> **GOAL OF THE EXERCISE**
Will you give the material below again, every line exactly as it is?

> **PROVIDED DATA**
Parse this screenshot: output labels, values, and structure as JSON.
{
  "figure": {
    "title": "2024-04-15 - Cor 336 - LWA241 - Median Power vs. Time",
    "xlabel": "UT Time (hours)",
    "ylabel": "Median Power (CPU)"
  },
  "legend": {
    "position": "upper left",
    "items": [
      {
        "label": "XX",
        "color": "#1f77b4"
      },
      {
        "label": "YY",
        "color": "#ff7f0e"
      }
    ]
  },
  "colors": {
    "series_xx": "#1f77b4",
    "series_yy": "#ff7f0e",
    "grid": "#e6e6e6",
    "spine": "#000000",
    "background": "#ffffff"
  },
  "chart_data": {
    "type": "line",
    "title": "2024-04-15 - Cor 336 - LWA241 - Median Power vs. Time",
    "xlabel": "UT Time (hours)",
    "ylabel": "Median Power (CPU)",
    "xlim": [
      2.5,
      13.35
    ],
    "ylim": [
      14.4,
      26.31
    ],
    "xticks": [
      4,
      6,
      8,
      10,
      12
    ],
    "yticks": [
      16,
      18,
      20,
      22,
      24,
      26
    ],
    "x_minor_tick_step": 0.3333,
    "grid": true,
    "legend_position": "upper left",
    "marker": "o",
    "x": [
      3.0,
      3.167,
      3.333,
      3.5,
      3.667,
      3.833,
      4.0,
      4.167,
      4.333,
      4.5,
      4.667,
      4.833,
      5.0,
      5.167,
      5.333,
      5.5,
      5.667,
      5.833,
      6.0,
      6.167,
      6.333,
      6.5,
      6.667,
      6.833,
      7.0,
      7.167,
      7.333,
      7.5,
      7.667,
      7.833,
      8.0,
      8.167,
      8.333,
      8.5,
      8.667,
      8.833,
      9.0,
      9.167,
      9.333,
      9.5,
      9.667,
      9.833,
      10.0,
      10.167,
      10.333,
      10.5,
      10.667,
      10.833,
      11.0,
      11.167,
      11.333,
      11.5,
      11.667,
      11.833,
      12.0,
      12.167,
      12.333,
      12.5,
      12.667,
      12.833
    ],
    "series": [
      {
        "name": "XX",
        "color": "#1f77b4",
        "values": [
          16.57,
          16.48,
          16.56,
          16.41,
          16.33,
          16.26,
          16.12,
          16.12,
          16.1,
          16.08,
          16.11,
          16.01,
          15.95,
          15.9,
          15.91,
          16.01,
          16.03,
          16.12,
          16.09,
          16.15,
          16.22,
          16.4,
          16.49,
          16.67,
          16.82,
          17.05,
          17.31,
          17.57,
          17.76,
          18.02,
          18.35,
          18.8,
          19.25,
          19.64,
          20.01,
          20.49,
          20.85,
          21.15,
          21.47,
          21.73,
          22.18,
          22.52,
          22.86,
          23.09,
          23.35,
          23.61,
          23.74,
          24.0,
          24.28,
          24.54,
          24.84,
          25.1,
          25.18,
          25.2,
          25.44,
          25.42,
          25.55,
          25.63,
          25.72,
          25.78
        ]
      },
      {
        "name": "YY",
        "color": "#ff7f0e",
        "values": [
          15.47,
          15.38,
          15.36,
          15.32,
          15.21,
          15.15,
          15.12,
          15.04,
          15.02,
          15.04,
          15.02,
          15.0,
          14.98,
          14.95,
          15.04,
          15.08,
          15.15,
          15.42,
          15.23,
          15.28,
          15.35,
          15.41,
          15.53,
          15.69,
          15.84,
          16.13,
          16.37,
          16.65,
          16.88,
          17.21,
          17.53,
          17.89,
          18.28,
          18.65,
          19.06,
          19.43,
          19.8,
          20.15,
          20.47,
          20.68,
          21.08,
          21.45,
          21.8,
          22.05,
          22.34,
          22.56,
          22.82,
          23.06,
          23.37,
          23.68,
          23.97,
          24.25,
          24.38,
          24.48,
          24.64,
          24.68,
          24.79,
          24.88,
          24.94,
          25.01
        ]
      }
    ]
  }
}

> **ANSWER TO THE PROBLEM**
Parse this screenshot: output labels, values, and structure as JSON.
{
  "figure": {
    "title": "2024-04-15 - Cor 336 - LWA241 - Median Power vs. Time",
    "xlabel": "UT Time (hours)",
    "ylabel": "Median Power (CPU)"
  },
  "legend": {
    "position": "upper left",
    "items": [
      {
        "label": "XX",
        "color": "#1f77b4"
      },
      {
        "label": "YY",
        "color": "#ff7f0e"
      }
    ]
  },
  "colors": {
    "series_xx": "#1f77b4",
    "series_yy": "#ff7f0e",
    "grid": "#e6e6e6",
    "spine": "#000000",
    "background": "#ffffff"
  },
  "chart_data": {
    "type": "line",
    "title": "2024-04-15 - Cor 336 - LWA241 - Median Power vs. Time",
    "xlabel": "UT Time (hours)",
    "ylabel": "Median Power (CPU)",
    "xlim": [
      2.5,
      13.35
    ],
    "ylim": [
      14.4,
      26.31
    ],
    "xticks": [
      4,
      6,
      8,
      10,
      12
    ],
    "yticks": [
      16,
      18,
      20,
      22,
      24,
      26
    ],
    "x_minor_tick_step": 0.3333,
    "grid": true,
    "legend_position": "upper left",
    "marker": "o",
    "x": [
      3.0,
      3.167,
      3.333,
      3.5,
      3.667,
      3.833,
      4.0,
      4.167,
      4.333,
      4.5,
      4.667,
      4.833,
      5.0,
      5.167,
      5.333,
      5.5,
      5.667,
      5.833,
      6.0,
      6.167,
      6.333,
      6.5,
      6.667,
      6.833,
      7.0,
      7.167,
      7.333,
      7.5,
      7.667,
      7.833,
      8.0,
      8.167,
      8.333,
      8.5,
      8.667,
      8.833,
      9.0,
      9.167,
      9.333,
      9.5,
      9.667,
      9.833,
      10.0,
      10.167,
      10.333,
      10.5,
      10.667,
      10.833,
      11.0,
      11.167,
      11.333,
      11.5,
      11.667,
      11.833,
      12.0,
      12.167,
      12.333,
      12.5,
      12.667,
      12.833
    ],
    "series": [
      {
        "name": "XX",
        "color": "#1f77b4",
        "values": [
          16.57,
          16.48,
          16.56,
          16.41,
          16.33,
          16.26,
          16.12,
          16.12,
          16.1,
          16.08,
          16.11,
          16.01,
          15.95,
          15.9,
          15.91,
          16.01,
          16.03,
          16.12,
          16.09,
          16.15,
          16.22,
          16.4,
          16.49,
          16.67,
          16.82,
          17.05,
          17.31,
          17.57,
          17.76,
          18.02,
          18.35,
          18.8,
          19.25,
          19.64,
          20.01,
          20.49,
          20.85,
          21.15,
          21.47,
          21.73,
          22.18,
          22.52,
          22.86,
          23.09,
          23.35,
          23.61,
          23.74,
          24.0,
          24.28,
          24.54,
          24.84,
          25.1,
          25.18,
          25.2,
          25.44,
          25.42,
          25.55,
          25.63,
          25.72,
          25.78
        ]
      },
      {
        "name": "YY",
        "color": "#ff7f0e",
        "values": [
          15.47,
          15.38,
          15.36,
          15.32,
          15.21,
          15.15,
          15.12,
          15.04,
          15.02,
          15.04,
          15.02,
          15.0,
          14.98,
          14.95,
          15.04,
          15.08,
          15.15,
          15.42,
          15.23,
          15.28,
          15.35,
          15.41,
          15.53,
          15.69,
          15.84,
          16.13,
          16.37,
          16.65,
          16.88,
          17.21,
          17.53,
          17.89,
          18.28,
          18.65,
          19.06,
          19.43,
          19.8,
          20.15,
          20.47,
          20.68,
          21.08,
          21.45,
          21.8,
          22.05,
          22.34,
          22.56,
          22.82,
          23.06,
          23.37,
          23.68,
          23.97,
          24.25,
          24.38,
          24.48,
          24.64,
          24.68,
          24.79,
          24.88,
          24.94,
          25.01
        ]
      }
    ]
  }
}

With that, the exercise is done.